**Your task**
Give as output the line that contains "What data populates", followed by every remaining line of the entries, unchanged and with nothing added.

--- The input ---

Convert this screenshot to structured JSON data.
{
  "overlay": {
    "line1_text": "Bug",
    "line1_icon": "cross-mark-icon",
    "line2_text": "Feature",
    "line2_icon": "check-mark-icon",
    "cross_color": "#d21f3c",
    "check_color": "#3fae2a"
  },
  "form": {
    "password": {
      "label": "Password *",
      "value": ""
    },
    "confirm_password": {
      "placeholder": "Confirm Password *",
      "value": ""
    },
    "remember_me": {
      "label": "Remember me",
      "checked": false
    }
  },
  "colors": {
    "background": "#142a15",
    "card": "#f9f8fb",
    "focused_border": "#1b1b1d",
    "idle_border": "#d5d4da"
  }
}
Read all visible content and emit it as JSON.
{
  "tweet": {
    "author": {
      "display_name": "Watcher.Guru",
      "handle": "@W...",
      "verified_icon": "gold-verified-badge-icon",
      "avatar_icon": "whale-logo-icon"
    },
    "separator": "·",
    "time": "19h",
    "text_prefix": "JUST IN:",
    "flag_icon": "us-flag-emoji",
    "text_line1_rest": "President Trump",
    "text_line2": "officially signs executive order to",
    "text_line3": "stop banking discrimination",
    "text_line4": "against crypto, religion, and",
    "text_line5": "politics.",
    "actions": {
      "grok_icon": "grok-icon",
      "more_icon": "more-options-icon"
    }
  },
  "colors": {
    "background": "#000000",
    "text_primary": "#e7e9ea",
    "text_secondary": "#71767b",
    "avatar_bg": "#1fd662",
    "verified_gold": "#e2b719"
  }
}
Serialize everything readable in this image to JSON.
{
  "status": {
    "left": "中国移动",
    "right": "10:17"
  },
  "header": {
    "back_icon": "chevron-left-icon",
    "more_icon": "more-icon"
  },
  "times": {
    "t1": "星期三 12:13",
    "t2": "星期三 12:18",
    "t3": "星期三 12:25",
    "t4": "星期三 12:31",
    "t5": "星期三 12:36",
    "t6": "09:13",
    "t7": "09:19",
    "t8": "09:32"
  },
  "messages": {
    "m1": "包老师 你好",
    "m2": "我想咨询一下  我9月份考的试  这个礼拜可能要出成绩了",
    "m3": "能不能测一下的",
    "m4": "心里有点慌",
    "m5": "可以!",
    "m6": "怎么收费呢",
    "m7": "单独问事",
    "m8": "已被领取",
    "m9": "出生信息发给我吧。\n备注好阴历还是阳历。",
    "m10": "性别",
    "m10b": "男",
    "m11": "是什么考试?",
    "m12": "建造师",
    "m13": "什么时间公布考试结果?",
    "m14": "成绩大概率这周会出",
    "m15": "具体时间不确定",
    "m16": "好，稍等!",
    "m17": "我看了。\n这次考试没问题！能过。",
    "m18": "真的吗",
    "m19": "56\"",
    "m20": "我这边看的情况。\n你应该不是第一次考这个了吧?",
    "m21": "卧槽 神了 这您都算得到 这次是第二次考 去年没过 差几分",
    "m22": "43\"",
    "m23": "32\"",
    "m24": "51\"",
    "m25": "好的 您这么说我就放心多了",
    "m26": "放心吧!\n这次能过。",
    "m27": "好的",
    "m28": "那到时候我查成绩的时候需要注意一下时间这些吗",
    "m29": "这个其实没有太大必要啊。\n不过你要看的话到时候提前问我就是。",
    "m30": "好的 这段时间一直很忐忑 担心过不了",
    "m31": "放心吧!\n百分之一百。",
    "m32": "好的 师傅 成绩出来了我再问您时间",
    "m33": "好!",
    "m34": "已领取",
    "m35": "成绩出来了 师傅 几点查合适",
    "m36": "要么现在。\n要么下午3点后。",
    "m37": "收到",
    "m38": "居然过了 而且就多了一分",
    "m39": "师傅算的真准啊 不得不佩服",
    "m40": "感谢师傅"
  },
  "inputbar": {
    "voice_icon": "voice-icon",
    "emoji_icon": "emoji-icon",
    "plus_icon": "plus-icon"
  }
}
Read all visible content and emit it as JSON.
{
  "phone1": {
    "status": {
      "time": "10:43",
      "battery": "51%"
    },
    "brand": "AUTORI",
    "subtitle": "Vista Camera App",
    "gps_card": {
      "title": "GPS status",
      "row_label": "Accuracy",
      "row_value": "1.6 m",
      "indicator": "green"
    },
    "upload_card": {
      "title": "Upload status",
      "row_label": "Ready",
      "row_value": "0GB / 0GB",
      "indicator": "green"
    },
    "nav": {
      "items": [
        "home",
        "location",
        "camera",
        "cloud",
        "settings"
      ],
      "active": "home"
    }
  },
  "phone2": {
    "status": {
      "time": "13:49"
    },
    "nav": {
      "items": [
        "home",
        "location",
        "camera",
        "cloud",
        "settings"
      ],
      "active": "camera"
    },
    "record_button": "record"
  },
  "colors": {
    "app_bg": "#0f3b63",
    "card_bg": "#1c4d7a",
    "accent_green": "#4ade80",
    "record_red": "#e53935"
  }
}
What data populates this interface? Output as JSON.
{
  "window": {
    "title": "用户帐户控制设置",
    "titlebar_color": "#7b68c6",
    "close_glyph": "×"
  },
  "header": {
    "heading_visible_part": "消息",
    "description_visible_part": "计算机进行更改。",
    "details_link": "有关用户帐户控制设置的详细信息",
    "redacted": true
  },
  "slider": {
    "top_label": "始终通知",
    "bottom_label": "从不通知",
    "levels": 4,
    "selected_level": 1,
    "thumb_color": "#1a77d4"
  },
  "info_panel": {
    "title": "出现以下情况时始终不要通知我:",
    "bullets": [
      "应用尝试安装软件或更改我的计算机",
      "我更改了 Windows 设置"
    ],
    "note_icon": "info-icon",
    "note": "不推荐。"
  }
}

---

**Written solution**
What data populates this interface? Output as JSON.
{
  "window": {
    "title": "用户帐户控制设置",
    "titlebar_color": "#7b68c6",
    "close_glyph": "×"
  },
  "header": {
    "heading_visible_part": "消息",
    "description_visible_part": "计算机进行更改。",
    "details_link": "有关用户帐户控制设置的详细信息",
    "redacted": true
  },
  "slider": {
    "top_label": "始终通知",
    "bottom_label": "从不通知",
    "levels": 4,
    "selected_level": 1,
    "thumb_color": "#1a77d4"
  },
  "info_panel": {
    "title": "出现以下情况时始终不要通知我:",
    "bullets": [
      "应用尝试安装软件或更改我的计算机",
      "我更改了 Windows 设置"
    ],
    "note_icon": "info-icon",
    "note": "不推荐。"
  }
}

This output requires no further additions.